### Data excerpts
——————————

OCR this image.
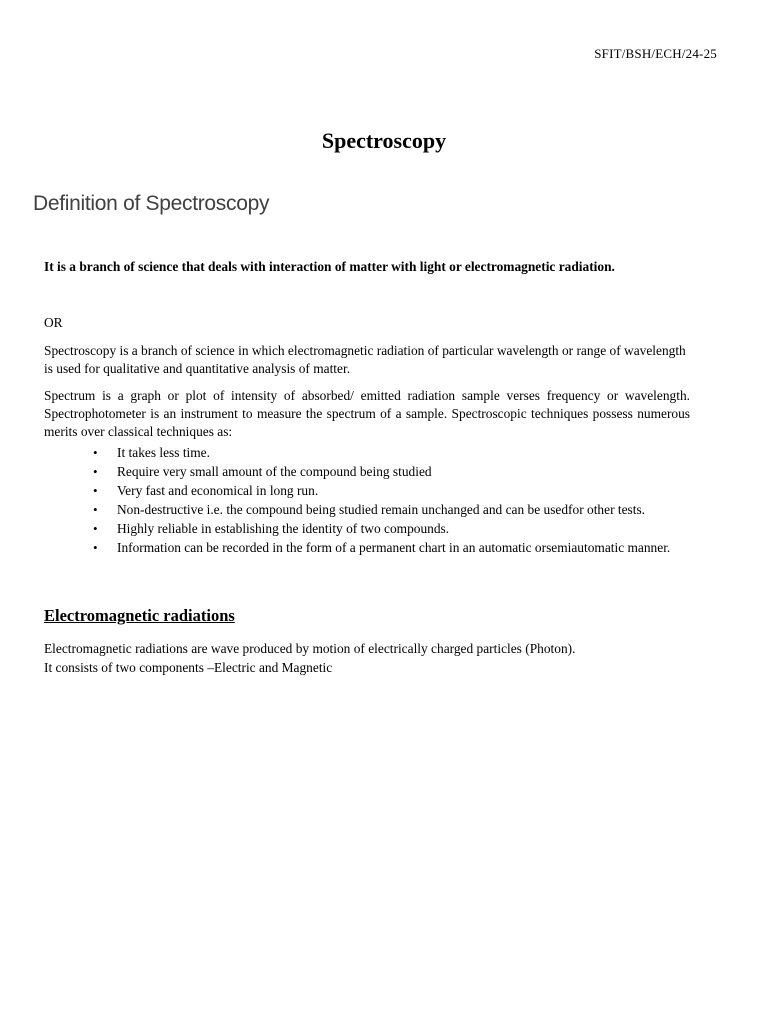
SFIT/BSH/ECH/24-25
Spectroscopy
Definition of Spectroscopy
It is a branch of science that deals with interaction of matter with light or electromagnetic radiation.
OR
Spectroscopy is a branch of science in which electromagnetic radiation of particular wavelength or range of wavelength is used for qualitative and quantitative analysis of matter.
Spectrum is a graph or plot of intensity of absorbed/ emitted radiation sample verses frequency or wavelength. Spectrophotometer is an instrument to measure the spectrum of a sample. Spectroscopic techniques possess numerous merits over classical techniques as:
• It takes less time.
• Require very small amount of the compound being studied
• Very fast and economical in long run.
• Non-destructive i.e. the compound being studied remain unchanged and can be usedfor other tests.
• Highly reliable in establishing the identity of two compounds.
• Information can be recorded in the form of a permanent chart in an automatic orsemiautomatic manner.
Electromagnetic radiations
Electromagnetic radiations are wave produced by motion of electrically charged particles (Photon).
It consists of two components –Electric and Magnetic
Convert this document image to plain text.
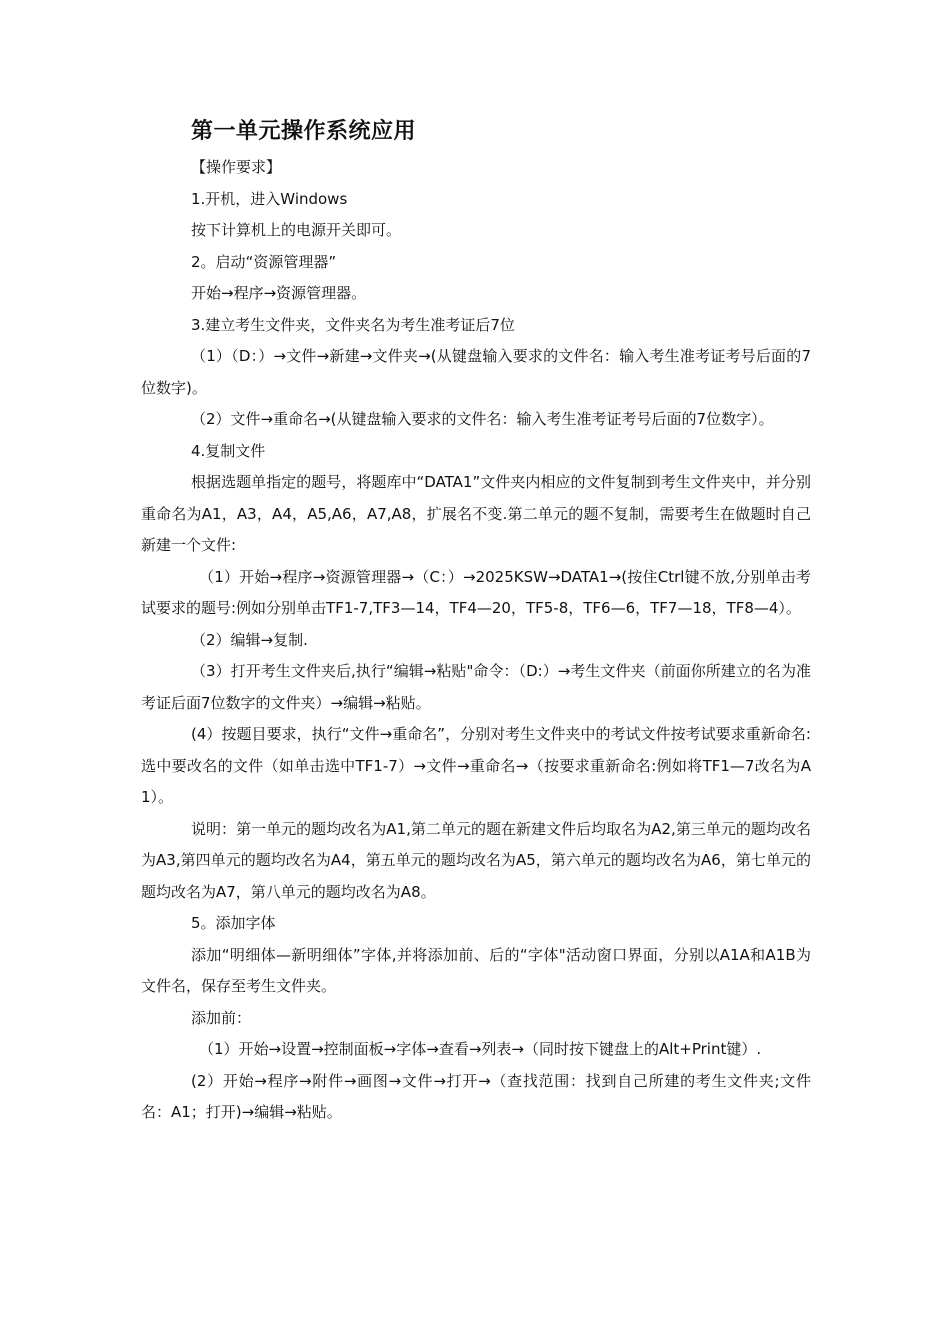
第一单元操作系统应用

【操作要求】

1.开机，进入Windows

按下计算机上的电源开关即可。

2。启动“资源管理器”

开始→程序→资源管理器。

3.建立考生文件夹，文件夹名为考生准考证后7位

（1）（D：）→文件→新建→文件夹→(从键盘输入要求的文件名：输入考生准考证考号后面的7位数字)。

（2）文件→重命名→(从键盘输入要求的文件名：输入考生准考证考号后面的7位数字）。

4.复制文件

根据选题单指定的题号，将题库中“DATA1”文件夹内相应的文件复制到考生文件夹中，并分别重命名为A1，A3，A4，A5,A6，A7,A8，扩展名不变.第二单元的题不复制，需要考生在做题时自己新建一个文件:

（1）开始→程序→资源管理器→（C：）→2025KSW→DATA1→(按住Ctrl键不放,分别单击考试要求的题号:例如分别单击TF1-7,TF3—14，TF4—20，TF5-8，TF6—6，TF7—18，TF8—4）。

（2）编辑→复制.

（3）打开考生文件夹后,执行“编辑→粘贴"命令：（D:）→考生文件夹（前面你所建立的名为准考证后面7位数字的文件夹）→编辑→粘贴。

(4）按题目要求，执行“文件→重命名”，分别对考生文件夹中的考试文件按考试要求重新命名:选中要改名的文件（如单击选中TF1-7）→文件→重命名→（按要求重新命名:例如将TF1—7改名为A1）。

说明：第一单元的题均改名为A1,第二单元的题在新建文件后均取名为A2,第三单元的题均改名为A3,第四单元的题均改名为A4，第五单元的题均改名为A5，第六单元的题均改名为A6，第七单元的题均改名为A7，第八单元的题均改名为A8。

5。添加字体

添加“明细体—新明细体”字体,并将添加前、后的“字体"活动窗口界面，分别以A1A和A1B为文件名，保存至考生文件夹。

添加前：

（1）开始→设置→控制面板→字体→查看→列表→（同时按下键盘上的Alt+Print键）.

(2）开始→程序→附件→画图→文件→打开→（查找范围：找到自己所建的考生文件夹;文件名：A1；打开)→编辑→粘贴。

——————————

### Problem to work on
Every line above should be repeated exactly; pictures stay out of the copy.

### The answer
OCR this image.
SFIT/BSH/ECH/24-25
Spectroscopy
Definition of Spectroscopy
It is a branch of science that deals with interaction of matter with light or electromagnetic radiation.
OR
Spectroscopy is a branch of science in which electromagnetic radiation of particular wavelength or range of wavelength is used for qualitative and quantitative analysis of matter.
Spectrum is a graph or plot of intensity of absorbed/ emitted radiation sample verses frequency or wavelength. Spectrophotometer is an instrument to measure the spectrum of a sample. Spectroscopic techniques possess numerous merits over classical techniques as:
• It takes less time.
• Require very small amount of the compound being studied
• Very fast and economical in long run.
• Non-destructive i.e. the compound being studied remain unchanged and can be usedfor other tests.
• Highly reliable in establishing the identity of two compounds.
• Information can be recorded in the form of a permanent chart in an automatic orsemiautomatic manner.
Electromagnetic radiations
Electromagnetic radiations are wave produced by motion of electrically charged particles (Photon).
It consists of two components –Electric and Magnetic
Convert this document image to plain text.
第一单元操作系统应用

【操作要求】

1.开机，进入Windows

按下计算机上的电源开关即可。

2。启动“资源管理器”

开始→程序→资源管理器。

3.建立考生文件夹，文件夹名为考生准考证后7位

（1）（D：）→文件→新建→文件夹→(从键盘输入要求的文件名：输入考生准考证考号后面的7位数字)。

（2）文件→重命名→(从键盘输入要求的文件名：输入考生准考证考号后面的7位数字）。

4.复制文件

根据选题单指定的题号，将题库中“DATA1”文件夹内相应的文件复制到考生文件夹中，并分别重命名为A1，A3，A4，A5,A6，A7,A8，扩展名不变.第二单元的题不复制，需要考生在做题时自己新建一个文件:

（1）开始→程序→资源管理器→（C：）→2025KSW→DATA1→(按住Ctrl键不放,分别单击考试要求的题号:例如分别单击TF1-7,TF3—14，TF4—20，TF5-8，TF6—6，TF7—18，TF8—4）。

（2）编辑→复制.

（3）打开考生文件夹后,执行“编辑→粘贴"命令：（D:）→考生文件夹（前面你所建立的名为准考证后面7位数字的文件夹）→编辑→粘贴。

(4）按题目要求，执行“文件→重命名”，分别对考生文件夹中的考试文件按考试要求重新命名:选中要改名的文件（如单击选中TF1-7）→文件→重命名→（按要求重新命名:例如将TF1—7改名为A1）。

说明：第一单元的题均改名为A1,第二单元的题在新建文件后均取名为A2,第三单元的题均改名为A3,第四单元的题均改名为A4，第五单元的题均改名为A5，第六单元的题均改名为A6，第七单元的题均改名为A7，第八单元的题均改名为A8。

5。添加字体

添加“明细体—新明细体”字体,并将添加前、后的“字体"活动窗口界面，分别以A1A和A1B为文件名，保存至考生文件夹。

添加前：

（1）开始→设置→控制面板→字体→查看→列表→（同时按下键盘上的Alt+Print键）.

(2）开始→程序→附件→画图→文件→打开→（查找范围：找到自己所建的考生文件夹;文件名：A1；打开)→编辑→粘贴。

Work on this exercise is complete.